** start of Information provided **

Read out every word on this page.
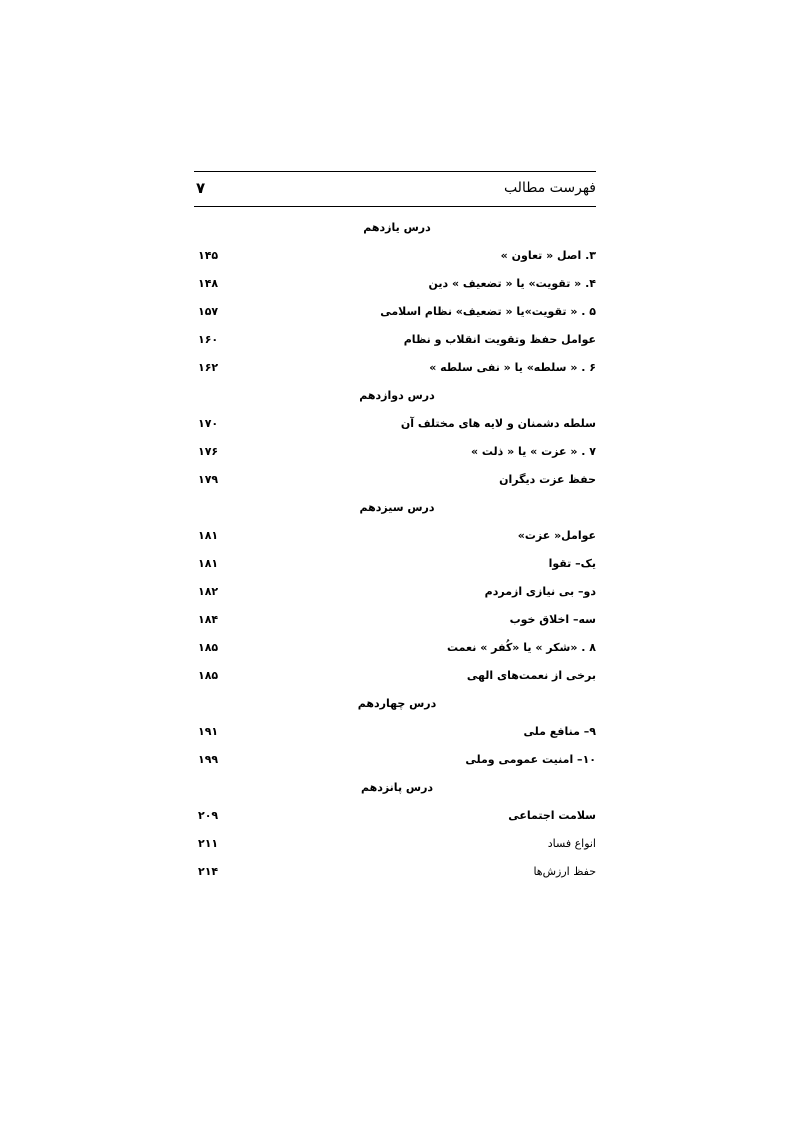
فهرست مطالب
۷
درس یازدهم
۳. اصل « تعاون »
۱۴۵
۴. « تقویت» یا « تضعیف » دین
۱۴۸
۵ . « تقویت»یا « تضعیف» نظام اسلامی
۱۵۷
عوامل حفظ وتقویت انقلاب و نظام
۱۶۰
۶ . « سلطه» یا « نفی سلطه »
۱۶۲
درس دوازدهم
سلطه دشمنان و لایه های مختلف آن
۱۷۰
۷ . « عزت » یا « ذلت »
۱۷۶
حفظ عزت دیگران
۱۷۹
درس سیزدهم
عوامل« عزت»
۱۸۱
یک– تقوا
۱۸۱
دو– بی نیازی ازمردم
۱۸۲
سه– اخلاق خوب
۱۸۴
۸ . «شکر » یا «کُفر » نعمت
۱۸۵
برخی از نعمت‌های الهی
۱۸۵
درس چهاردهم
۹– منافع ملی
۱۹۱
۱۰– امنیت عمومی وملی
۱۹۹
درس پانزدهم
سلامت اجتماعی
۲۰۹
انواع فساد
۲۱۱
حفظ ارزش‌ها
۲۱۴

** end of Information provided **

Aim = Write every entry out again exactly, dropping the pictures.

Task answer =
Read out every word on this page.
فهرست مطالب
۷
درس یازدهم
۳. اصل « تعاون »
۱۴۵
۴. « تقویت» یا « تضعیف » دین
۱۴۸
۵ . « تقویت»یا « تضعیف» نظام اسلامی
۱۵۷
عوامل حفظ وتقویت انقلاب و نظام
۱۶۰
۶ . « سلطه» یا « نفی سلطه »
۱۶۲
درس دوازدهم
سلطه دشمنان و لایه های مختلف آن
۱۷۰
۷ . « عزت » یا « ذلت »
۱۷۶
حفظ عزت دیگران
۱۷۹
درس سیزدهم
عوامل« عزت»
۱۸۱
یک– تقوا
۱۸۱
دو– بی نیازی ازمردم
۱۸۲
سه– اخلاق خوب
۱۸۴
۸ . «شکر » یا «کُفر » نعمت
۱۸۵
برخی از نعمت‌های الهی
۱۸۵
درس چهاردهم
۹– منافع ملی
۱۹۱
۱۰– امنیت عمومی وملی
۱۹۹
درس پانزدهم
سلامت اجتماعی
۲۰۹
انواع فساد
۲۱۱
حفظ ارزش‌ها
۲۱۴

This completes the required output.